Passage source:
----

8.1.4. Discussion des résultats de la Section 8.1

Le but de cette partie (8.1) était de voir si les proportions des SNL et des pronoms variaient en fonction du niveau scolaire, du type de texte, de la modalité et de l’ordre.86

Nous supposions que les plus jeunes des individus auraient une préférence pour l’utilisation des pronoms, puis ils en useraient moins au profit de SNL. L’analyse montre, en effet, que le niveau scolaire affecte significativement les productions des SNL et des pronoms et confirme nos hypothèses. Les individus, avec les années de scolarisation, utilisent de moins en moins de pronoms et ont davantage recours aux noms lexicaux (103)/(104). Ces résultats vont dans le sens de travaux précédents (entre autres, Blanche-Benveniste, 1990, 1995 ; Argerich et al., 2000 ; Berman, 2008 ; Berman et Verhoeven, 2002 ; Ravid, 2000, 2005, 2006 ; Ravid et al., 2002 ; Strömqvist et al., 2002).

(103) Il faudrait se parler c’ est mieux. (CM2 n°05, expositif écrit, O/E)

(104) Les problèmes de communication chez les jeunes sont aussi liés au fait qu'ils [les adolescents] ne veulent pas communiquer comme dans la vidéo. (3 ème n°30, expositif écrit, O/E)

Si l’écolier (103) préfère exprimer une idée sous forme pronominale, le collégien (104), par contraste, encode son message par le biais de SNL.

De plus, les participants de notre étude produisent de plus en plus de noms lexicaux dans une même clause (105) et (106).

(105) On devrait essayer de se clamer. (CM2 n°02, expositif écrit, E/O )

(106) Au sein d’un établissement privé ou public, l’ intégration des handicapés sera beaucoup plus dure que pour une personne « normale ». (3 ème n°07, expositif écrit, E/O)

----

Consignes:
A) D'après le passage source, en fonction de quels facteurs la partie 8.1 cherchait-elle à savoir si les proportions des SNL et des pronoms variaient ?
B) Expliquez, à partir du passage source, pourquoi l'analyse confirme l'hypothèse formulée sur les plus jeunes des individus.
Les entrées n'interviennent pas dans ce travail.

Entrées fournies:

----

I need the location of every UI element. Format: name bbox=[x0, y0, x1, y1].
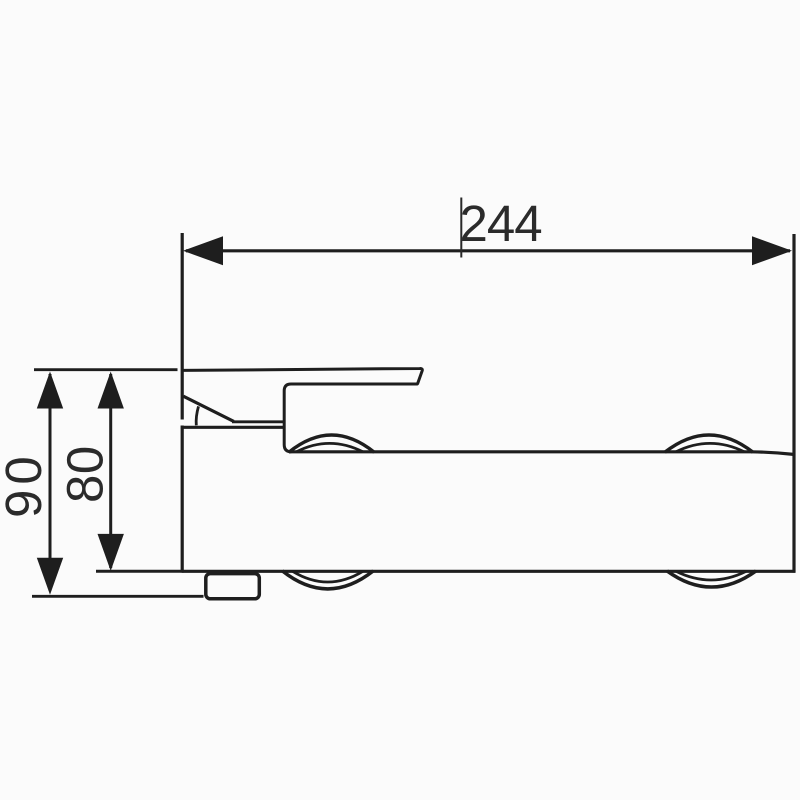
bottom extension line for 80 bbox=[96, 570, 182, 573]
right top flange lens (inner arc) bbox=[676, 443, 744, 451]
top extension line for 90/80 bbox=[34, 368, 178, 371]
faucet body bottom edge bbox=[182, 570, 795, 573]
faucet body top edge bbox=[289, 452, 794, 455]
deck top edge bbox=[181, 426, 284, 429]
right top flange lens (outer arc) bbox=[665, 435, 753, 452]
left bottom flange lens (outer arc) bbox=[282, 571, 373, 589]
pivot arc bbox=[196, 406, 198, 425]
handle base line bbox=[232, 420, 284, 423]
right bottom flange lens (outer arc) bbox=[667, 571, 756, 587]
right bottom flange lens (inner arc) bbox=[676, 571, 746, 580]
right extension line / body right edge bbox=[792, 234, 795, 573]
left extension line (merges into body left edge) bbox=[181, 233, 184, 420]
small tick near 244 text bbox=[460, 198, 462, 258]
handle pivot diagonal bbox=[183, 396, 234, 421]
bottom extension line for 90 bbox=[32, 595, 204, 598]
left bottom flange lens (inner arc) bbox=[293, 571, 363, 582]
dimension 80 (vertical, inner) bbox=[109, 374, 112, 568]
faucet body left edge bbox=[181, 426, 184, 573]
left top flange lens (outer arc) bbox=[289, 435, 375, 452]
left top flange lens (inner arc) bbox=[297, 443, 363, 451]
svg-text:80: 80 bbox=[57, 445, 114, 503]
left arrowhead bbox=[183, 236, 223, 265]
svg-text:90: 90 bbox=[0, 451, 52, 518]
right arrowhead bbox=[752, 236, 792, 265]
lever handle outline bbox=[183, 368, 423, 451]
svg-text:244: 244 bbox=[460, 195, 542, 252]
dimension line 244 (horizontal) bbox=[186, 249, 790, 252]
aerator outlet bbox=[206, 574, 259, 599]
dimension 90 (vertical, outer) bbox=[49, 374, 52, 591]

----

Corrigé:
A) En fonction du niveau scolaire, du type de texte, de la modalité et de l'ordre.

B) L'hypothèse était que les plus jeunes préféreraient les pronoms, puis en utiliseraient moins au profit des SNL. L'analyse montre que le niveau scolaire affecte significativement ces productions. Avec les années de scolarisation, les individus utilisent de moins en moins de pronoms et recourent davantage aux noms lexicaux.